▸ **DOCUMENT EXCERPT**:

——————————

The disaffection evident in the ReachTel poll echoes antagonistic voter sentiment in two reliable national surveys, the Newspoll and the Guardian Essential survey.
Both have picked up a significant anti-Coalition swing in the wake of
the leadership debacle – a different voter reaction to previous
leadership coups, which delivered the government of the day a bounce.
Three Liberals have signalled interest in running in Wentworth: the
former Business Council of Australia executive director Andrew Bragg,
who quit his job on Tuesday night; a former Australian ambassador to Israel, Dave Sharma; and the City of Sydney councillor Christine Forster. The ReachTel poll suggests Sharma is polling 34.6%.
Undecided voters are almost as inclined to vote for an independent in
the looming contest as for a Liberal candidate. The poll found that
36.5% of undecided voters leaned towards supporting a Liberal, while
32.7% said an independent.
While Morrison is under internal pressure from some quarters in the
government to dump the national energy guarantee, withdraw from the
Paris agreement and pursue coal-friendly policies, the ReachTel poll
suggests this would be a risky position to adopt if the Liberal party wants to hold urban seats like Wentworth.
A majority in the sample, 66.6%, believes the Neg should include an
emissions reduction target, which remains a major flashpoint within the Coalition. Almost 60% of the sample thought the Paris target of a 26% to 28% reduction in emissions should be increased.
Australia’s new PM: who is Scott Morrison? – video
A larger group, 68.6%, said Morrison would do less to tackle climate
change than the prime minister he replaced. Only 10% thought he would do
more. Just over half the sample, 50.9%, said they would be less likely
to vote Liberal after Morrison brought a lump of coal into question time in February 2017.

——————————

▸ **SUPPLIED ENTRIES**:

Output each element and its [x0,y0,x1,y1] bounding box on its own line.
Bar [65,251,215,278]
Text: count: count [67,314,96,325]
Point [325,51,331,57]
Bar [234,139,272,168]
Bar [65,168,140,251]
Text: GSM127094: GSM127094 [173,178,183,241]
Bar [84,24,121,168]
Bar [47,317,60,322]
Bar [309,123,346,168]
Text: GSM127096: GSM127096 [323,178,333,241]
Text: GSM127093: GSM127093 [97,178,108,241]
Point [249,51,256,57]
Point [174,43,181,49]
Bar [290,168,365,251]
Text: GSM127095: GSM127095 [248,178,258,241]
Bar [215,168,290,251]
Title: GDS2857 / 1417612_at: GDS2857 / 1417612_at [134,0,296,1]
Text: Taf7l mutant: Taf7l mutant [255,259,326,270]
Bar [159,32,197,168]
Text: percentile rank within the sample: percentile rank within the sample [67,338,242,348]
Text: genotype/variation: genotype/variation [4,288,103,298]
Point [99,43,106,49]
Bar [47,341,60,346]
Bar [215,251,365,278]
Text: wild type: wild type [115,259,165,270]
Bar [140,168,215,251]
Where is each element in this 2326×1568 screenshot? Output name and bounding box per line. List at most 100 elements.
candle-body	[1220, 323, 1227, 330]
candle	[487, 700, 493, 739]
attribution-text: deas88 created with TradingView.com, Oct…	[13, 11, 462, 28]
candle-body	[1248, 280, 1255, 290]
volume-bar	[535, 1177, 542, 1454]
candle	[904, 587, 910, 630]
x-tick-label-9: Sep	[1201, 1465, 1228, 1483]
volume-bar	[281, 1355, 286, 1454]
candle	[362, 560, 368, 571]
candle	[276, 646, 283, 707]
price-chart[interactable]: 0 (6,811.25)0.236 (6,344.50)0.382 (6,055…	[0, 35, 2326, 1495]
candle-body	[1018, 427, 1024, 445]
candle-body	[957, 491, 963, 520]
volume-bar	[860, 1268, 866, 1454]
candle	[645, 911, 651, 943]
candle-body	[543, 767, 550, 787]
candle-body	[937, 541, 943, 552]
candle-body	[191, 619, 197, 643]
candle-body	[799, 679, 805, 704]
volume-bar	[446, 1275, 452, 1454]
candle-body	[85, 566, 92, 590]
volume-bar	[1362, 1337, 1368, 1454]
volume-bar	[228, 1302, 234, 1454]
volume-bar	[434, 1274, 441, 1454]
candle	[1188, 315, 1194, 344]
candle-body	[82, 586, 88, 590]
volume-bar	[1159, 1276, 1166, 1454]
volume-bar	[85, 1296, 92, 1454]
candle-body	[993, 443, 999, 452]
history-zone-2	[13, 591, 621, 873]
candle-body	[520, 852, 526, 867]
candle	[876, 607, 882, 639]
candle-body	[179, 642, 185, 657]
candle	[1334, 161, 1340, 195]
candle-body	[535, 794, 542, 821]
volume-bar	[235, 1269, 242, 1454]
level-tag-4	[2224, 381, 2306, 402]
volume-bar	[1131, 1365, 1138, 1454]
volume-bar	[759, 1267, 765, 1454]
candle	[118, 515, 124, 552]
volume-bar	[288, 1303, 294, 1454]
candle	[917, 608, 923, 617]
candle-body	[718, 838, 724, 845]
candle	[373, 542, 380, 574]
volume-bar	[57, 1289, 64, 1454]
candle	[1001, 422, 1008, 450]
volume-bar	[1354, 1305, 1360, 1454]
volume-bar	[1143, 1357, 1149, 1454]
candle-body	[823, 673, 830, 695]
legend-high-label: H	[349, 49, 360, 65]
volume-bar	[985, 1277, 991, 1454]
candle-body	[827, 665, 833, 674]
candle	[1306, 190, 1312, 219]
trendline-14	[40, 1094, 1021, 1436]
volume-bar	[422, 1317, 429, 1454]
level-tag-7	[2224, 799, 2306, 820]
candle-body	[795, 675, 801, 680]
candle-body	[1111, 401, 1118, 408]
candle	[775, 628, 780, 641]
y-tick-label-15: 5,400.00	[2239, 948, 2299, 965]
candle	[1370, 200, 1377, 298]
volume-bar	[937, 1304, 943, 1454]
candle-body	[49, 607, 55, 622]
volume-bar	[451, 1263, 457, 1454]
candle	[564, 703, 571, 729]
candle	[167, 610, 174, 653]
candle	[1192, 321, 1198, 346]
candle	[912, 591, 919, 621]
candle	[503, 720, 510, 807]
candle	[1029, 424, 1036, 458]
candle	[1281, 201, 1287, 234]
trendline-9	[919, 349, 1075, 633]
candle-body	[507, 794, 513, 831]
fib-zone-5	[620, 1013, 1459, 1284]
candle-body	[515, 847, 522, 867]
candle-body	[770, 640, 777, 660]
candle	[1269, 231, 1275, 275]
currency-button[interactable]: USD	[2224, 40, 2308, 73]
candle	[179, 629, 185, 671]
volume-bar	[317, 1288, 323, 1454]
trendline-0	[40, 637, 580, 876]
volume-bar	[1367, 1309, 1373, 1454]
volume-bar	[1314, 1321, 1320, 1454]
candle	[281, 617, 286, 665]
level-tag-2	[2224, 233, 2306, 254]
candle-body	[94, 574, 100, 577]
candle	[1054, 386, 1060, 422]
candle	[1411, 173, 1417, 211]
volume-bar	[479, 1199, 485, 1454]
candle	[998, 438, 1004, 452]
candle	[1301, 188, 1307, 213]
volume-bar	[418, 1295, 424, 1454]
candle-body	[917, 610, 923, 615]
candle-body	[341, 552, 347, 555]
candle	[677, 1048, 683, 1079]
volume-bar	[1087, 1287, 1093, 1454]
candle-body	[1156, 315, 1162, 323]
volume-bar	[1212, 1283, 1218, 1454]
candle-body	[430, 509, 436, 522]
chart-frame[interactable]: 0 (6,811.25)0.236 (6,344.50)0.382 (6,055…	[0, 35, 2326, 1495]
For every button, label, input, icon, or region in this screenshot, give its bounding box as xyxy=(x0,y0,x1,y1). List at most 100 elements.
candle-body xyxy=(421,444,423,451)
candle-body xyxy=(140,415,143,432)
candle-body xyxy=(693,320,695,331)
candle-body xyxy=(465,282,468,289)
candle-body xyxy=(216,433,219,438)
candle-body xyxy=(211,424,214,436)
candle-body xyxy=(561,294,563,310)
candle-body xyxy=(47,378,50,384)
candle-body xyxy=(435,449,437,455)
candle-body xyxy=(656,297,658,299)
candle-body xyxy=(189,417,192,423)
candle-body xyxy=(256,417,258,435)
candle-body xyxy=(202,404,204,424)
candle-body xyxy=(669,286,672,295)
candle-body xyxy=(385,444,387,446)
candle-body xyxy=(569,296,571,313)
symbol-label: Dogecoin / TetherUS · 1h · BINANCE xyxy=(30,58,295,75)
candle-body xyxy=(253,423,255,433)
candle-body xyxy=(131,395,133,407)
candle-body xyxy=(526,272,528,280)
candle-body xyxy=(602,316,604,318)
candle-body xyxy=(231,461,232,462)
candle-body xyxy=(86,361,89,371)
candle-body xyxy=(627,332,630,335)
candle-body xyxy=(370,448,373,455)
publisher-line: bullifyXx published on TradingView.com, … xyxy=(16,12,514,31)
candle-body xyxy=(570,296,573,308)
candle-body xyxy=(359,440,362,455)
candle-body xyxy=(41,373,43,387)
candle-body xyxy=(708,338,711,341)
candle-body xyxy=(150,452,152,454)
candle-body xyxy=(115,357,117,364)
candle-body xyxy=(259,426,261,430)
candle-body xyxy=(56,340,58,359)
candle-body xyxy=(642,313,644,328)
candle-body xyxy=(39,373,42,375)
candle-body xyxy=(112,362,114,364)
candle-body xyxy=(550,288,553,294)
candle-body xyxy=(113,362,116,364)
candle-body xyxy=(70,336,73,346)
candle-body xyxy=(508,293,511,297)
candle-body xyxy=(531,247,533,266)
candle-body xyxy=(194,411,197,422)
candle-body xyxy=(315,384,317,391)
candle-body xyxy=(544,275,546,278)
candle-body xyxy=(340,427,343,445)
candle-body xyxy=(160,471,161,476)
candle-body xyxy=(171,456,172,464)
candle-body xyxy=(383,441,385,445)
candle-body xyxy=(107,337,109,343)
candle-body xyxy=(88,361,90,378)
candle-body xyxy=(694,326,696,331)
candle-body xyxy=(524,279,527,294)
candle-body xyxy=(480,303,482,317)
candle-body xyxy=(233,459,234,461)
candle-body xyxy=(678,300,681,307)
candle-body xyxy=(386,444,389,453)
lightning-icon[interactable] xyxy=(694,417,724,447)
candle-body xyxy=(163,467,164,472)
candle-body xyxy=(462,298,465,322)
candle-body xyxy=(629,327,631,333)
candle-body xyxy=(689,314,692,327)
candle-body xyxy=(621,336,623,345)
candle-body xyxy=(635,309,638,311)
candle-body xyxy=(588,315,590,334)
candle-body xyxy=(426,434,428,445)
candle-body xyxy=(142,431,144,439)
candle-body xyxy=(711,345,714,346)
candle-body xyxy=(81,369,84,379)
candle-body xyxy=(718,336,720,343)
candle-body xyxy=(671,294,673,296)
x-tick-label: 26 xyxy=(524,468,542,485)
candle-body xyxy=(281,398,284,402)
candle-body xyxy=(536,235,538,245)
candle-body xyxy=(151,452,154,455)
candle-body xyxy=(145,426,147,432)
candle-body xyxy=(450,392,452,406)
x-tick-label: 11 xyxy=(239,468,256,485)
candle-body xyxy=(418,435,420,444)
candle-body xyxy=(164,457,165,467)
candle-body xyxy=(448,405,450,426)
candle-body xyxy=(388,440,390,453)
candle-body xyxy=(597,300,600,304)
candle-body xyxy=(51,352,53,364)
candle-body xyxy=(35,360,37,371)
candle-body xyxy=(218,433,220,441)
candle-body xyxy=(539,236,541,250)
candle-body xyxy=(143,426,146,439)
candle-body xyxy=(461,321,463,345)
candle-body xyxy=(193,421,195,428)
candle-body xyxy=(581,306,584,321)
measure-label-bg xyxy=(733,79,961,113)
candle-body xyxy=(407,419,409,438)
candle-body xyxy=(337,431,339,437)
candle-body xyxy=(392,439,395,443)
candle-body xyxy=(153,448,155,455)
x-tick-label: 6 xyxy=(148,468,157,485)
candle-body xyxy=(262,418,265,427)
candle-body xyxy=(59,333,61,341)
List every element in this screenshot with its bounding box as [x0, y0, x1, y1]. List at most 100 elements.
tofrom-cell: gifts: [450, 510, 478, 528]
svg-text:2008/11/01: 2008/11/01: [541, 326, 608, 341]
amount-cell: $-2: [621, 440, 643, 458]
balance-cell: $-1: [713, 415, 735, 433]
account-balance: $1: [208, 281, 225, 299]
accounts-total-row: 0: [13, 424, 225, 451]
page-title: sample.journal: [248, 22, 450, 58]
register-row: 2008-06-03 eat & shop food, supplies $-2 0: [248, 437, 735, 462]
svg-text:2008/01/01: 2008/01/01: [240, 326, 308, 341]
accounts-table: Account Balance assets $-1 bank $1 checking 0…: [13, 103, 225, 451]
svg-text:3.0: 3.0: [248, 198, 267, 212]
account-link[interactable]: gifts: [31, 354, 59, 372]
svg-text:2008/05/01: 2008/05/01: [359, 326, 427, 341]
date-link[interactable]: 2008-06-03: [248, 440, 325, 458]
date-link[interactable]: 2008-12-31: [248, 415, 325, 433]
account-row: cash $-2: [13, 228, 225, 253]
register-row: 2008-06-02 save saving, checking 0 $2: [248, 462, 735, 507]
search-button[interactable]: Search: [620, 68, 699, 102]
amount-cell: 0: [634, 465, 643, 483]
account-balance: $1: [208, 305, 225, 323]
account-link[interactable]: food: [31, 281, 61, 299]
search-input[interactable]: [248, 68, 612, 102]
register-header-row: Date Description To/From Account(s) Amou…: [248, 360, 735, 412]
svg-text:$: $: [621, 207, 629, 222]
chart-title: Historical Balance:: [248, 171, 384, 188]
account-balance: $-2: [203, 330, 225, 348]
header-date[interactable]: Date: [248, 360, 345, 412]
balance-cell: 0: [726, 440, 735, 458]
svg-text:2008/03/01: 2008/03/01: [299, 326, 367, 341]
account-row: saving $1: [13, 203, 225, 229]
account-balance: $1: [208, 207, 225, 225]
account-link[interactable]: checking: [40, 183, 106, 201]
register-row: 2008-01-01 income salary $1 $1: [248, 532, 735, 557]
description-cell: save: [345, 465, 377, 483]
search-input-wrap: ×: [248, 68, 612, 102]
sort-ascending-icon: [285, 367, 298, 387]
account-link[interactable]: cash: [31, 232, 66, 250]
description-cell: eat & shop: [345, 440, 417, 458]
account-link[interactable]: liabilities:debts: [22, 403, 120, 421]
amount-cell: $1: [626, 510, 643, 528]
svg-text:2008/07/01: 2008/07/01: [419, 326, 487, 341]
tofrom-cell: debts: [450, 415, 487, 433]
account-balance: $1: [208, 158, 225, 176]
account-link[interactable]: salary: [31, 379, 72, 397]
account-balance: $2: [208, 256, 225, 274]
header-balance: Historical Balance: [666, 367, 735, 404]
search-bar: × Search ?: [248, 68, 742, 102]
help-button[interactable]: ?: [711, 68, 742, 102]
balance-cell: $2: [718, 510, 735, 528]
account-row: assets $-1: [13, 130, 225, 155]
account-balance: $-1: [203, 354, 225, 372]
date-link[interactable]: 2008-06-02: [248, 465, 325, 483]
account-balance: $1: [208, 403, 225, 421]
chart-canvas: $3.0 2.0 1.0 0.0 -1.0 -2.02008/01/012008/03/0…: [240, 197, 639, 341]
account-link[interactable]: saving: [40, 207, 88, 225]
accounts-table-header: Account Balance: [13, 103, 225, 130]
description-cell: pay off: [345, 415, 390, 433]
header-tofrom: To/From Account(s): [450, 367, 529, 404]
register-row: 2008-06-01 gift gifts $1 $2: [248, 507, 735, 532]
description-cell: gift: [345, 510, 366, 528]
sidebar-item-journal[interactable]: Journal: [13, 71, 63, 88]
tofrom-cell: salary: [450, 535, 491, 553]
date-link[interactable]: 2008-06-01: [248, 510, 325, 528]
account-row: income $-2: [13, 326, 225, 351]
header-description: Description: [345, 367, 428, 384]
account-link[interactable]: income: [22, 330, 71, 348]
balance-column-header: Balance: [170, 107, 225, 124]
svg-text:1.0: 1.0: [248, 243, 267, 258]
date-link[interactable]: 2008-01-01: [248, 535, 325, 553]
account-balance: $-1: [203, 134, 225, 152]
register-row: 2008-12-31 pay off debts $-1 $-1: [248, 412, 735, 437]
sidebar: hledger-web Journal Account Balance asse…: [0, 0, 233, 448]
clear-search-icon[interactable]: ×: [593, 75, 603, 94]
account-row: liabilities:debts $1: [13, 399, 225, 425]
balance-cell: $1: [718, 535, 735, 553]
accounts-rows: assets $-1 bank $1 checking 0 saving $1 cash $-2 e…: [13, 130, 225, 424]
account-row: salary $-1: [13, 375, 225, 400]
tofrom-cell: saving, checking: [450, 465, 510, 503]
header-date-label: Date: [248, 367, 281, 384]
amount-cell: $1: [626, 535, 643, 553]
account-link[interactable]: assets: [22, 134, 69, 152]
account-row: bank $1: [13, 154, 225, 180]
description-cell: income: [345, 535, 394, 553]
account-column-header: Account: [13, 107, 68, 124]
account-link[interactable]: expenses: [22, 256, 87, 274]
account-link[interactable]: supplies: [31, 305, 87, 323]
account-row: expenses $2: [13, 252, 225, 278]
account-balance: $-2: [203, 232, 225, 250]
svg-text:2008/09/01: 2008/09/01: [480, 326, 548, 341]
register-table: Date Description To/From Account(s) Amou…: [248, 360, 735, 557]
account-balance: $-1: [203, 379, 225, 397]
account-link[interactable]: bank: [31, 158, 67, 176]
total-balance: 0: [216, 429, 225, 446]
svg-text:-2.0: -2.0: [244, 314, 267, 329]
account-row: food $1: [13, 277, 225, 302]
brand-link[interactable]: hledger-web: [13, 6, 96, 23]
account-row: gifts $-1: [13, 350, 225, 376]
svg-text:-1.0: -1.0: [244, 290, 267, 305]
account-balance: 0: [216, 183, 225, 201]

——————————

▸ **TASKS**:
1. According to the Wentworth polling article, why is the anti-Coalition swing recorded by Newspoll and the Guardian Essential survey notable? Answer in one to three sentences.
2. Continue the Wentworth polling article from its final sentence.

▸ **OUTPUTS BY TASK**:
1. Previous leadership coups delivered the government of the day a bounce. This time both surveys recorded a significant swing against the Coalition after the leadership debacle instead.

2.
The
risks of Morrison abandoning climate action extend beyond Wentworth.
One of the lower house crossbenchers, Rebekha Sharkie, told Guardian
Australia that if the new prime minister “decides to go down the pathway
of an energy policy without an emissions reduction component, that is
all but withdrawing us from Paris – and that would not sit well with my
community at all”.
If the voter backlash ends up costing the Liberals Wentworth,
Morrison will lose his one-seat majority in the House of
Representatives, which will make the disposition of crossbenchers
critically important.
Sharkie said she had spoken to Morrison on Saturday and he had
pledged to stand by the government’s commitments to Mayo, made during
the byelection when she defeated the Liberal Georgina Downer. She has
reserved her position on confidence and supply, and lists the fate of
the company tax cuts and the emissions reduction component of the Neg as
issues of concern.
Senior figures have pushed back against abandoning the Paris treaty,
and Morrison has appointed moderates to the portfolios of foreign
affairs and trade. The retiring foreign minister Julie Bishop told
reporters that Australia needed to stay the course: “When we sign a
treaty, partners should be able to rely upon us.”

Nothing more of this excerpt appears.